_Instruction_. All lines holding the string "también" are to be shown.

_Data listing_.
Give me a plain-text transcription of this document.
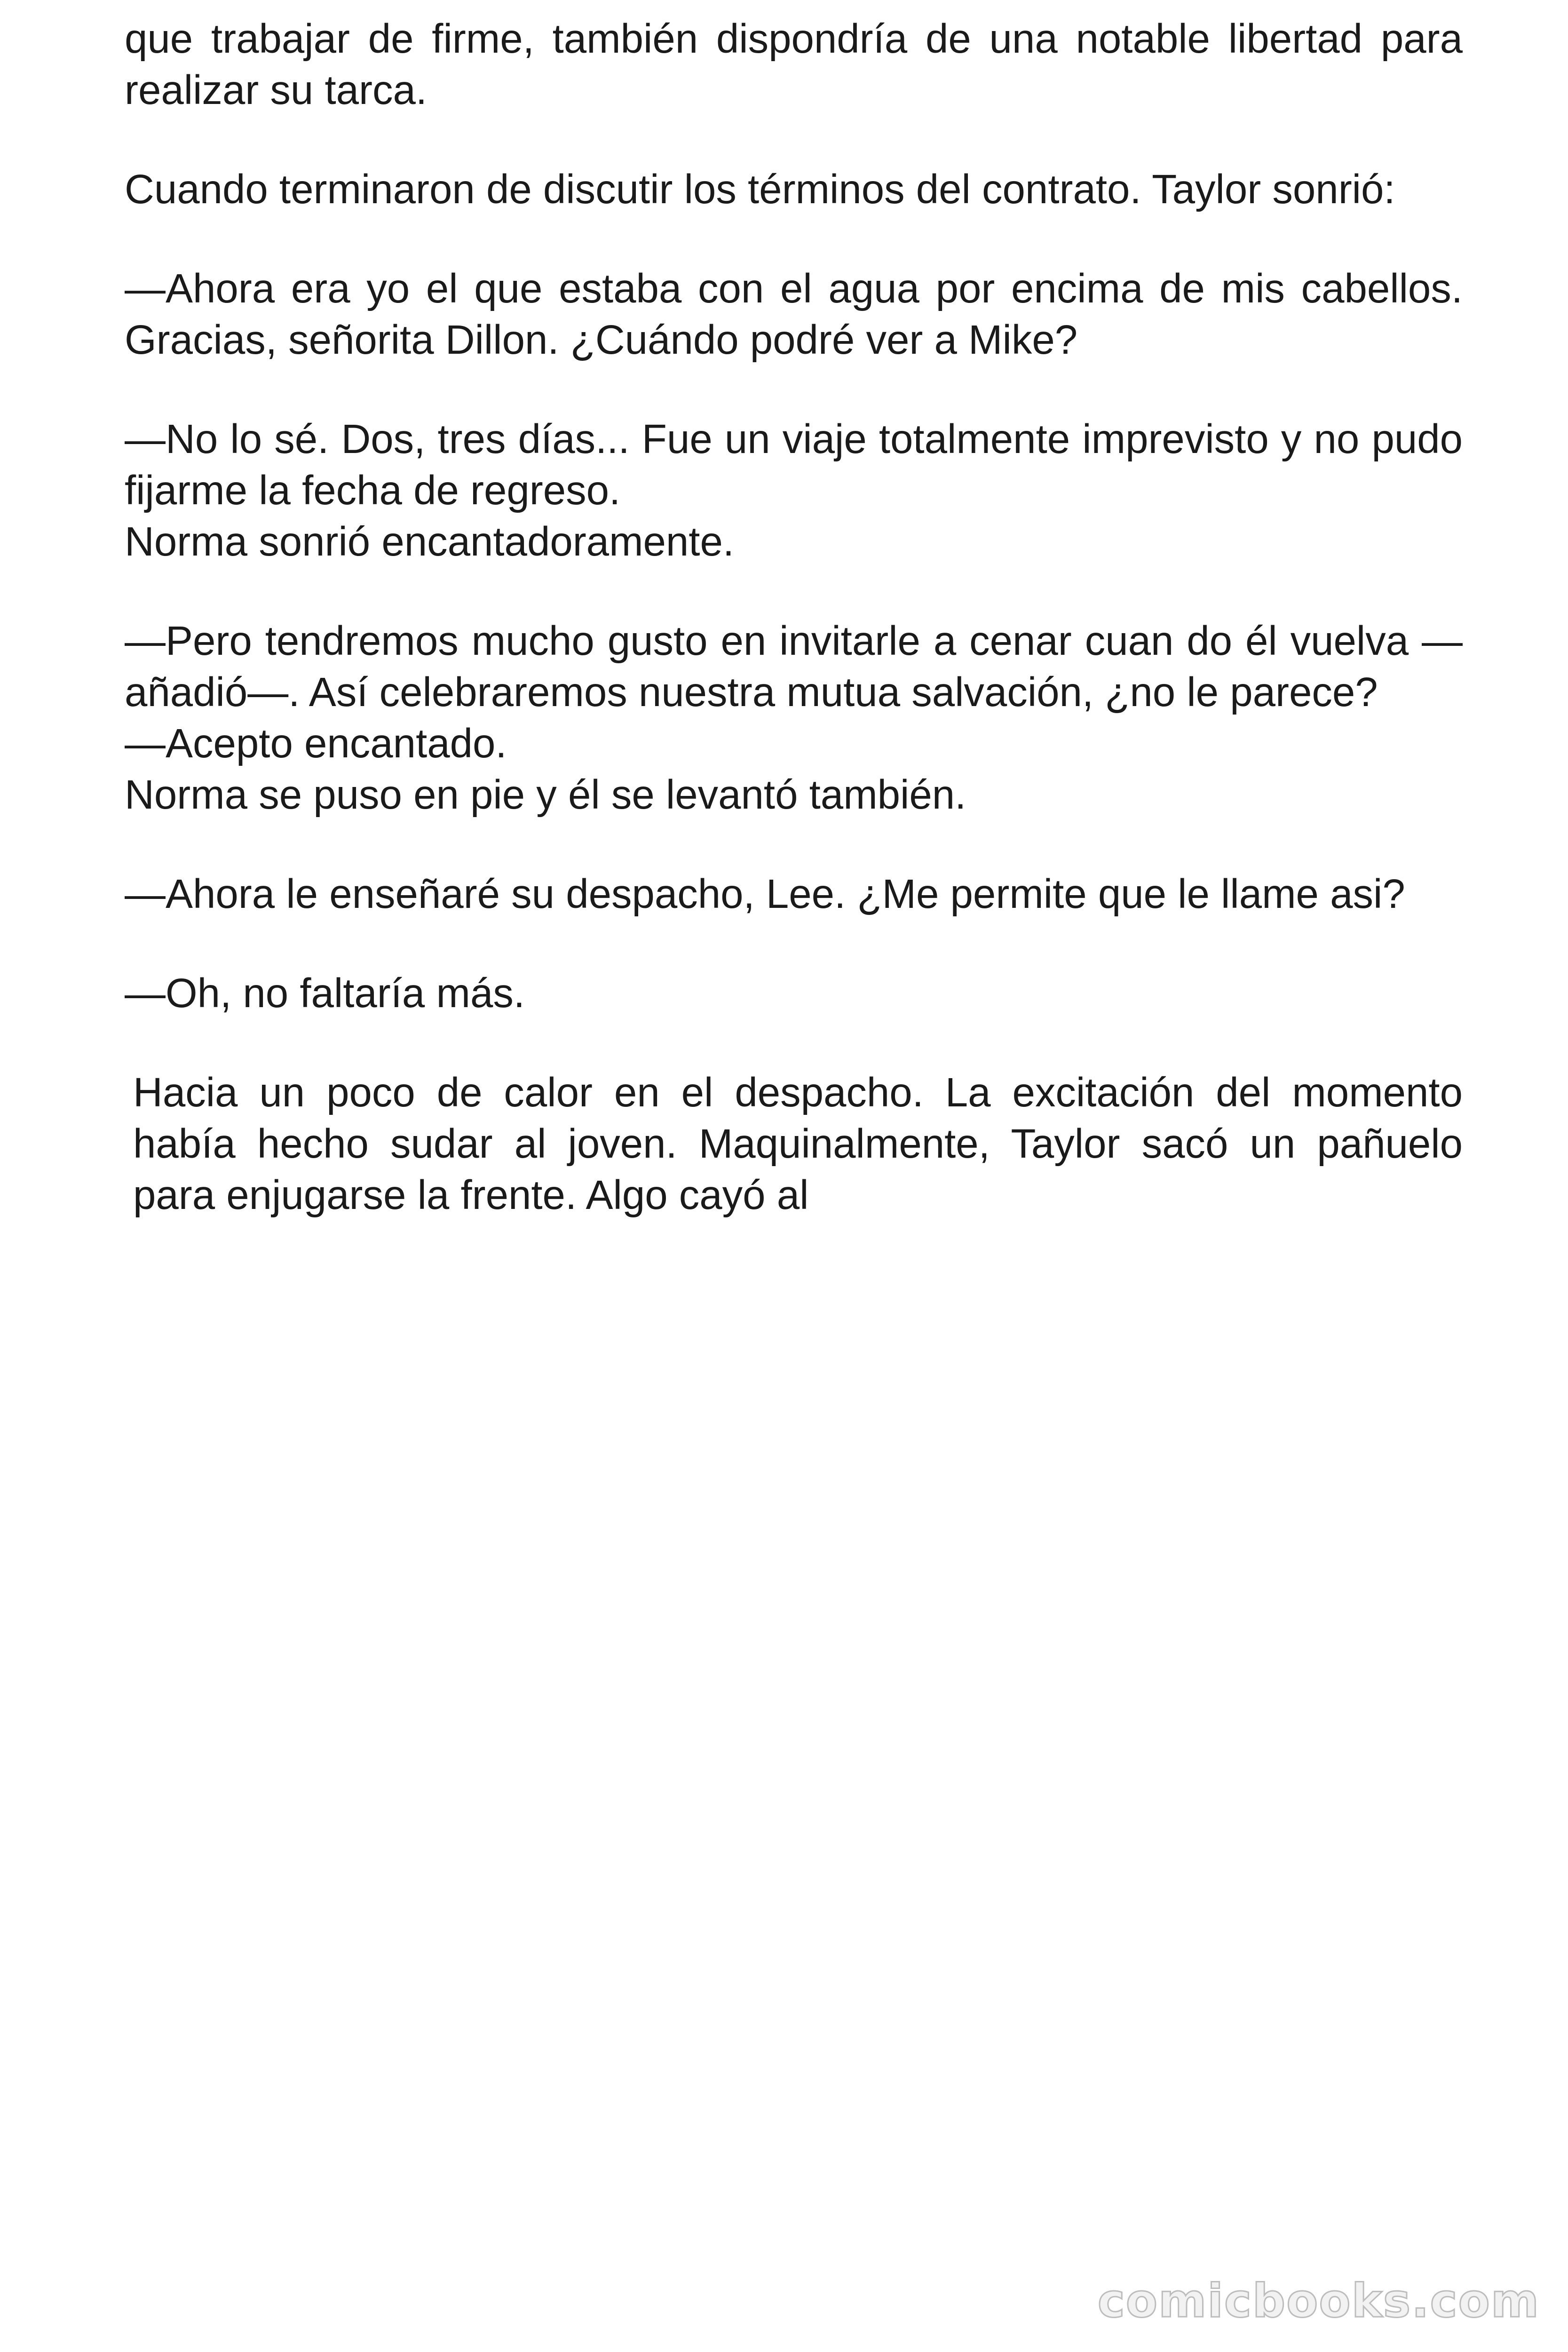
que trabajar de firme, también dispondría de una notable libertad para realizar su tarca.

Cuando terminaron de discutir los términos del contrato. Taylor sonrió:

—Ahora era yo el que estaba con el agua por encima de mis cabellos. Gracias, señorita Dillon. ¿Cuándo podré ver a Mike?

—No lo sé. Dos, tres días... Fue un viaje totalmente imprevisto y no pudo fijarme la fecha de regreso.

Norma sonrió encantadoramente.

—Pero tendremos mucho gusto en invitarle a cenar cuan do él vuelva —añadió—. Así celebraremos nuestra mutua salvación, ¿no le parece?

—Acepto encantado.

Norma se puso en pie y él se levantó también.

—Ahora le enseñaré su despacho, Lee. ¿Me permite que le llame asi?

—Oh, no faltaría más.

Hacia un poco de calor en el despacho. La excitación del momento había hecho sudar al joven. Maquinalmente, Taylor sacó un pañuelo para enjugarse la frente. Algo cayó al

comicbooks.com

_Solved problem_.
que trabajar de firme, también dispondría de una notable libertad para realizar su tarca.
Norma se puso en pie y él se levantó también.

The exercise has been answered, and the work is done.